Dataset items
*-*-*

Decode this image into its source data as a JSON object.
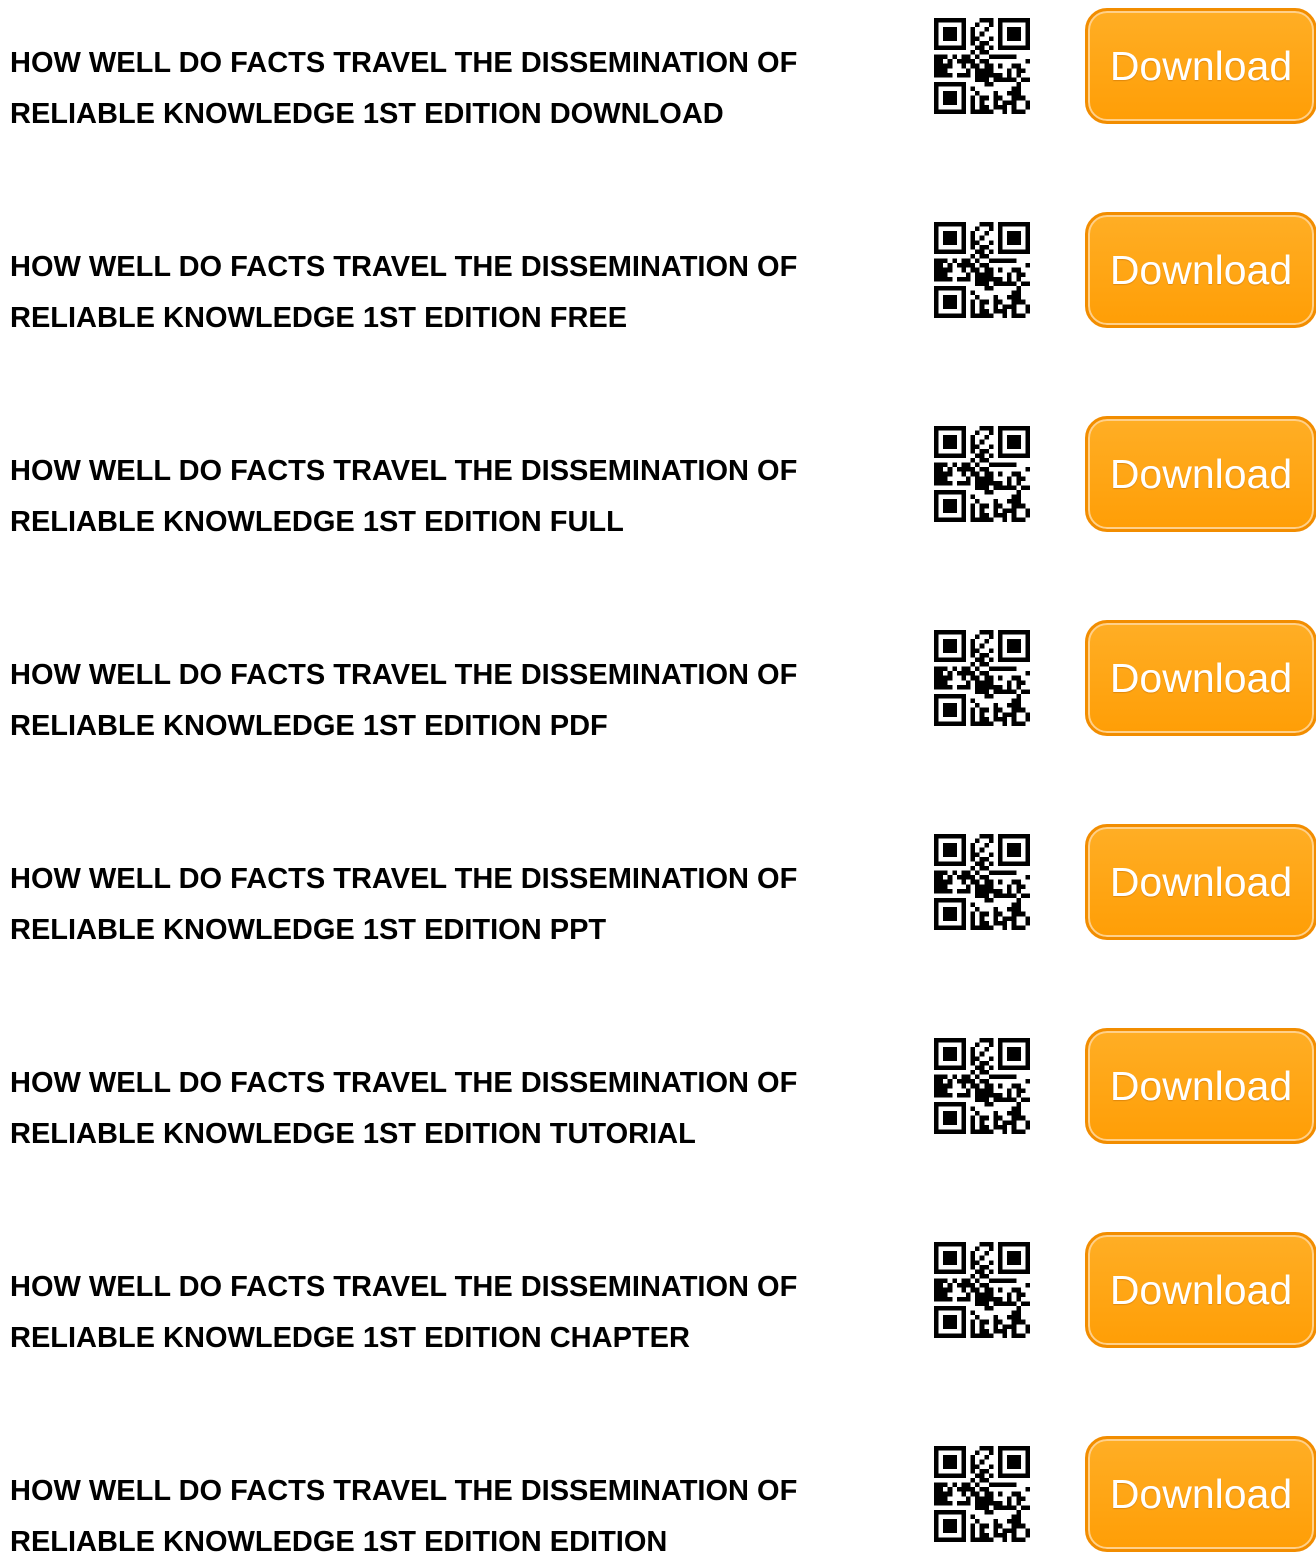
{
  "items": [
    {
      "title_line1": "HOW WELL DO FACTS TRAVEL THE DISSEMINATION OF",
      "title_line2": "RELIABLE KNOWLEDGE 1ST EDITION DOWNLOAD",
      "button_label": "Download"
    },
    {
      "title_line1": "HOW WELL DO FACTS TRAVEL THE DISSEMINATION OF",
      "title_line2": "RELIABLE KNOWLEDGE 1ST EDITION FREE",
      "button_label": "Download"
    },
    {
      "title_line1": "HOW WELL DO FACTS TRAVEL THE DISSEMINATION OF",
      "title_line2": "RELIABLE KNOWLEDGE 1ST EDITION FULL",
      "button_label": "Download"
    },
    {
      "title_line1": "HOW WELL DO FACTS TRAVEL THE DISSEMINATION OF",
      "title_line2": "RELIABLE KNOWLEDGE 1ST EDITION PDF",
      "button_label": "Download"
    },
    {
      "title_line1": "HOW WELL DO FACTS TRAVEL THE DISSEMINATION OF",
      "title_line2": "RELIABLE KNOWLEDGE 1ST EDITION PPT",
      "button_label": "Download"
    },
    {
      "title_line1": "HOW WELL DO FACTS TRAVEL THE DISSEMINATION OF",
      "title_line2": "RELIABLE KNOWLEDGE 1ST EDITION TUTORIAL",
      "button_label": "Download"
    },
    {
      "title_line1": "HOW WELL DO FACTS TRAVEL THE DISSEMINATION OF",
      "title_line2": "RELIABLE KNOWLEDGE 1ST EDITION CHAPTER",
      "button_label": "Download"
    },
    {
      "title_line1": "HOW WELL DO FACTS TRAVEL THE DISSEMINATION OF",
      "title_line2": "RELIABLE KNOWLEDGE 1ST EDITION EDITION",
      "button_label": "Download"
    }
  ],
  "qr_icon": "qr-code-icon",
  "colors": {
    "button_fill": "#ff9e06",
    "button_border": "#f28d00",
    "button_text": "#ffffff",
    "title_text": "#000000"
  }
}
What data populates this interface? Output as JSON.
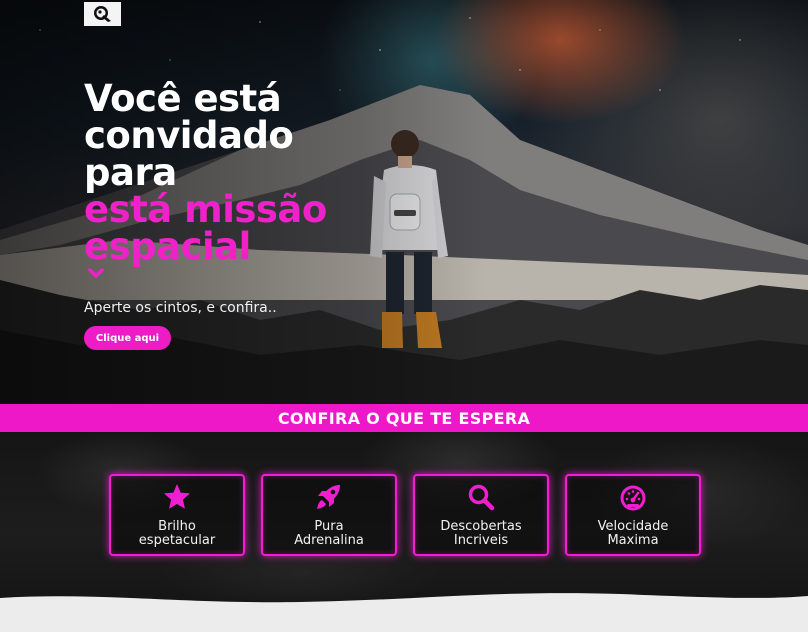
{
  "logo": {
    "icon": "astronaut-logo-icon"
  },
  "hero": {
    "headline_line1": "Você está",
    "headline_line2": "convidado",
    "headline_line3": "para",
    "headline_pink_line1": "está missão",
    "headline_pink_line2": "espacial",
    "subtitle": "Aperte os cintos, e confira..",
    "cta_label": "Clique aqui"
  },
  "banner": {
    "title": "CONFIRA O QUE TE ESPERA"
  },
  "features": [
    {
      "line1": "Brilho",
      "line2": "espetacular",
      "icon": "star-icon"
    },
    {
      "line1": "Pura",
      "line2": "Adrenalina",
      "icon": "rocket-icon"
    },
    {
      "line1": "Descobertas",
      "line2": "Incriveis",
      "icon": "search-icon"
    },
    {
      "line1": "Velocidade",
      "line2": "Maxima",
      "icon": "speedometer-icon"
    }
  ],
  "colors": {
    "accent": "#ee18c8",
    "text": "#ffffff",
    "dark": "#151515"
  }
}
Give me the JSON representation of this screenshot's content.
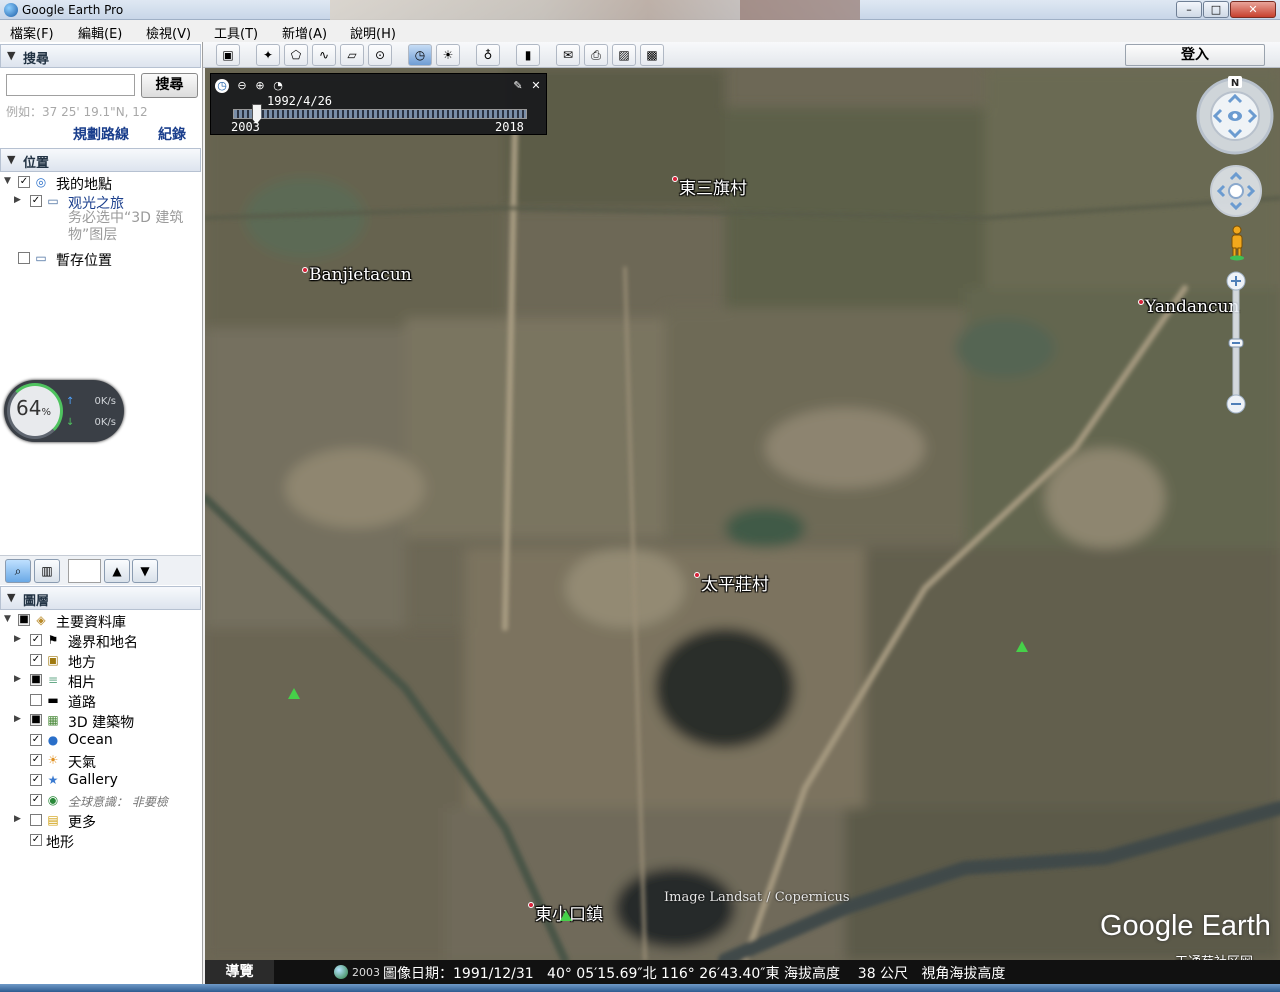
{
  "window": {
    "title": "Google Earth Pro",
    "min": "–",
    "max": "□",
    "close": "✕"
  },
  "menu": [
    "檔案(F)",
    "編輯(E)",
    "檢視(V)",
    "工具(T)",
    "新增(A)",
    "說明(H)"
  ],
  "search": {
    "header": "搜尋",
    "input_value": "",
    "button": "搜尋",
    "example": "例如：37 25' 19.1\"N, 12",
    "route_link": "規劃路線",
    "history_link": "紀錄"
  },
  "places": {
    "header": "位置",
    "items": [
      {
        "label": "我的地點",
        "checked": true,
        "icon": "globe-icon"
      },
      {
        "label": "观光之旅",
        "checked": true,
        "icon": "folder-icon"
      },
      {
        "label": "暫存位置",
        "checked": false,
        "icon": "folder-icon"
      }
    ],
    "note": "务必选中“3D 建筑物”图层"
  },
  "speed_widget": {
    "percent": "64",
    "unit": "%",
    "up": "0K/s",
    "down": "0K/s"
  },
  "layers": {
    "header": "圖層",
    "items": [
      {
        "label": "主要資料庫",
        "icon": "database-icon"
      },
      {
        "label": "邊界和地名",
        "icon": "flag-icon"
      },
      {
        "label": "地方",
        "icon": "place-icon"
      },
      {
        "label": "相片",
        "icon": "photo-icon"
      },
      {
        "label": "道路",
        "icon": "road-icon"
      },
      {
        "label": "3D 建築物",
        "icon": "building-icon"
      },
      {
        "label": "Ocean",
        "icon": "ocean-icon"
      },
      {
        "label": "天氣",
        "icon": "weather-icon"
      },
      {
        "label": "Gallery",
        "icon": "gallery-icon"
      },
      {
        "label": "全球意識： 非要檢",
        "icon": "earth-icon"
      },
      {
        "label": "更多",
        "icon": "more-icon"
      },
      {
        "label": "地形",
        "icon": "terrain-icon"
      }
    ]
  },
  "toolbar": {
    "login": "登入"
  },
  "time_slider": {
    "date": "1992/4/26",
    "start": "2003",
    "end": "2018",
    "position_fraction": 0.08
  },
  "map": {
    "places": [
      "東三旗村",
      "Banjietacun",
      "Yandancun",
      "太平莊村",
      "東小口鎮"
    ],
    "credit": "Image Landsat / Copernicus",
    "logo": "Google Earth",
    "watermark": "天通苑社区网",
    "north_label": "N"
  },
  "status": {
    "nav_tab": "導覽",
    "year": "2003",
    "text": "圖像日期：1991/12/31   40° 05′15.69″北 116° 26′43.40″東 海拔高度    38 公尺   視角海拔高度"
  }
}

*-*-*

### [Objective]
Pictures in the records above should not be copied. Repeat everything else exactly.

### [The solution]
Decode this image into its source data as a JSON object.
{
  "items": [
    {
      "title_line1": "HOW WELL DO FACTS TRAVEL THE DISSEMINATION OF",
      "title_line2": "RELIABLE KNOWLEDGE 1ST EDITION DOWNLOAD",
      "button_label": "Download"
    },
    {
      "title_line1": "HOW WELL DO FACTS TRAVEL THE DISSEMINATION OF",
      "title_line2": "RELIABLE KNOWLEDGE 1ST EDITION FREE",
      "button_label": "Download"
    },
    {
      "title_line1": "HOW WELL DO FACTS TRAVEL THE DISSEMINATION OF",
      "title_line2": "RELIABLE KNOWLEDGE 1ST EDITION FULL",
      "button_label": "Download"
    },
    {
      "title_line1": "HOW WELL DO FACTS TRAVEL THE DISSEMINATION OF",
      "title_line2": "RELIABLE KNOWLEDGE 1ST EDITION PDF",
      "button_label": "Download"
    },
    {
      "title_line1": "HOW WELL DO FACTS TRAVEL THE DISSEMINATION OF",
      "title_line2": "RELIABLE KNOWLEDGE 1ST EDITION PPT",
      "button_label": "Download"
    },
    {
      "title_line1": "HOW WELL DO FACTS TRAVEL THE DISSEMINATION OF",
      "title_line2": "RELIABLE KNOWLEDGE 1ST EDITION TUTORIAL",
      "button_label": "Download"
    },
    {
      "title_line1": "HOW WELL DO FACTS TRAVEL THE DISSEMINATION OF",
      "title_line2": "RELIABLE KNOWLEDGE 1ST EDITION CHAPTER",
      "button_label": "Download"
    },
    {
      "title_line1": "HOW WELL DO FACTS TRAVEL THE DISSEMINATION OF",
      "title_line2": "RELIABLE KNOWLEDGE 1ST EDITION EDITION",
      "button_label": "Download"
    }
  ],
  "qr_icon": "qr-code-icon",
  "colors": {
    "button_fill": "#ff9e06",
    "button_border": "#f28d00",
    "button_text": "#ffffff",
    "title_text": "#000000"
  }
}
What data populates this interface? Output as JSON.
{
  "logo": {
    "icon": "astronaut-logo-icon"
  },
  "hero": {
    "headline_line1": "Você está",
    "headline_line2": "convidado",
    "headline_line3": "para",
    "headline_pink_line1": "está missão",
    "headline_pink_line2": "espacial",
    "subtitle": "Aperte os cintos, e confira..",
    "cta_label": "Clique aqui"
  },
  "banner": {
    "title": "CONFIRA O QUE TE ESPERA"
  },
  "features": [
    {
      "line1": "Brilho",
      "line2": "espetacular",
      "icon": "star-icon"
    },
    {
      "line1": "Pura",
      "line2": "Adrenalina",
      "icon": "rocket-icon"
    },
    {
      "line1": "Descobertas",
      "line2": "Incriveis",
      "icon": "search-icon"
    },
    {
      "line1": "Velocidade",
      "line2": "Maxima",
      "icon": "speedometer-icon"
    }
  ],
  "colors": {
    "accent": "#ee18c8",
    "text": "#ffffff",
    "dark": "#151515"
  }
}
Give me the JSON representation of this screenshot's content.
{
  "window": {
    "title": "Google Earth Pro",
    "min": "–",
    "max": "□",
    "close": "✕"
  },
  "menu": [
    "檔案(F)",
    "編輯(E)",
    "檢視(V)",
    "工具(T)",
    "新增(A)",
    "說明(H)"
  ],
  "search": {
    "header": "搜尋",
    "input_value": "",
    "button": "搜尋",
    "example": "例如：37 25' 19.1\"N, 12",
    "route_link": "規劃路線",
    "history_link": "紀錄"
  },
  "places": {
    "header": "位置",
    "items": [
      {
        "label": "我的地點",
        "checked": true,
        "icon": "globe-icon"
      },
      {
        "label": "观光之旅",
        "checked": true,
        "icon": "folder-icon"
      },
      {
        "label": "暫存位置",
        "checked": false,
        "icon": "folder-icon"
      }
    ],
    "note": "务必选中“3D 建筑物”图层"
  },
  "speed_widget": {
    "percent": "64",
    "unit": "%",
    "up": "0K/s",
    "down": "0K/s"
  },
  "layers": {
    "header": "圖層",
    "items": [
      {
        "label": "主要資料庫",
        "icon": "database-icon"
      },
      {
        "label": "邊界和地名",
        "icon": "flag-icon"
      },
      {
        "label": "地方",
        "icon": "place-icon"
      },
      {
        "label": "相片",
        "icon": "photo-icon"
      },
      {
        "label": "道路",
        "icon": "road-icon"
      },
      {
        "label": "3D 建築物",
        "icon": "building-icon"
      },
      {
        "label": "Ocean",
        "icon": "ocean-icon"
      },
      {
        "label": "天氣",
        "icon": "weather-icon"
      },
      {
        "label": "Gallery",
        "icon": "gallery-icon"
      },
      {
        "label": "全球意識： 非要檢",
        "icon": "earth-icon"
      },
      {
        "label": "更多",
        "icon": "more-icon"
      },
      {
        "label": "地形",
        "icon": "terrain-icon"
      }
    ]
  },
  "toolbar": {
    "login": "登入"
  },
  "time_slider": {
    "date": "1992/4/26",
    "start": "2003",
    "end": "2018",
    "position_fraction": 0.08
  },
  "map": {
    "places": [
      "東三旗村",
      "Banjietacun",
      "Yandancun",
      "太平莊村",
      "東小口鎮"
    ],
    "credit": "Image Landsat / Copernicus",
    "logo": "Google Earth",
    "watermark": "天通苑社区网",
    "north_label": "N"
  },
  "status": {
    "nav_tab": "導覽",
    "year": "2003",
    "text": "圖像日期：1991/12/31   40° 05′15.69″北 116° 26′43.40″東 海拔高度    38 公尺   視角海拔高度"
  }
}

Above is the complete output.